__BRIEF__:
Copy each line of the entries beneath that contains the word "Nacht".

[Stored data entries]
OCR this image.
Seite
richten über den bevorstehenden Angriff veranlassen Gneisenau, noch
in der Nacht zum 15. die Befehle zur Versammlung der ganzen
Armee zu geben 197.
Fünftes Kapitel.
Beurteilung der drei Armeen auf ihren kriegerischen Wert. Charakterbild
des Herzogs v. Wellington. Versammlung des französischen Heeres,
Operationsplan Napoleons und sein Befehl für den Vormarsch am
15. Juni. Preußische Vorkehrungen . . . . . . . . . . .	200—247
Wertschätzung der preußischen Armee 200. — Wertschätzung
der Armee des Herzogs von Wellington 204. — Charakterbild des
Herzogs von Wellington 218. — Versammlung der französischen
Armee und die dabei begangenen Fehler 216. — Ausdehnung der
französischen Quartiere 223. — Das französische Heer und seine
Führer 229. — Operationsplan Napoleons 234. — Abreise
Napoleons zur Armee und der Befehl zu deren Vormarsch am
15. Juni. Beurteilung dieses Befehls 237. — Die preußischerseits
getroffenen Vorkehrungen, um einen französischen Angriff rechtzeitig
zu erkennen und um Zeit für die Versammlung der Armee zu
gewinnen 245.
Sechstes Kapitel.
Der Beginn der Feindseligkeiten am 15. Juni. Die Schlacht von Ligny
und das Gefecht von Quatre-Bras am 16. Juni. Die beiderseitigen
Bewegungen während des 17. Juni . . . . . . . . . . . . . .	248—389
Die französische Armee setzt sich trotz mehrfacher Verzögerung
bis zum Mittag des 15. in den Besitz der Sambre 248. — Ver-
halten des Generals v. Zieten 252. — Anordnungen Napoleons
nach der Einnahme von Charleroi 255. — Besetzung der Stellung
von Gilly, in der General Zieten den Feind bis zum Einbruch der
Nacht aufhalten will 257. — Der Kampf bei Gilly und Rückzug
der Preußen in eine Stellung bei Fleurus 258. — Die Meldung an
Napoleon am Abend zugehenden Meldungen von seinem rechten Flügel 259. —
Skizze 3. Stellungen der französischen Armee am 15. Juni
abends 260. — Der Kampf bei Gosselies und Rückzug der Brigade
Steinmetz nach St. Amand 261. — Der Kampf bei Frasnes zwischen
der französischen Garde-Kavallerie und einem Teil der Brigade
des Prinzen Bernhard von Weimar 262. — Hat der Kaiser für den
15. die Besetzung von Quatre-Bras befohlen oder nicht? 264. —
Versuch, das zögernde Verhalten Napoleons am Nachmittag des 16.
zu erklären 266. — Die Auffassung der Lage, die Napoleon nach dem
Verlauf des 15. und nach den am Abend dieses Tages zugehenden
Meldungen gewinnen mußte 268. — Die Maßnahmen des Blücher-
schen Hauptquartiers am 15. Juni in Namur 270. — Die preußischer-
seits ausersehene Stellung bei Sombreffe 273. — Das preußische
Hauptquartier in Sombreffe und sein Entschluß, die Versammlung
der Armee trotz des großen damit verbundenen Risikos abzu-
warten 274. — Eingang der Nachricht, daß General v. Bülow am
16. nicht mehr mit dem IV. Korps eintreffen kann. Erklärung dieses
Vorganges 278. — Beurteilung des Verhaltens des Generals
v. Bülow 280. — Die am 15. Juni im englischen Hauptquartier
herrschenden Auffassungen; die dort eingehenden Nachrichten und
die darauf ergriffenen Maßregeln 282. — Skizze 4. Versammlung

__OUTPUT FOR THIS EXERCISE__:
in der Nacht zum 15. die Befehle zur Versammlung der ganzen
Nacht aufhalten will 257. — Der Kampf bei Gilly und Rückzug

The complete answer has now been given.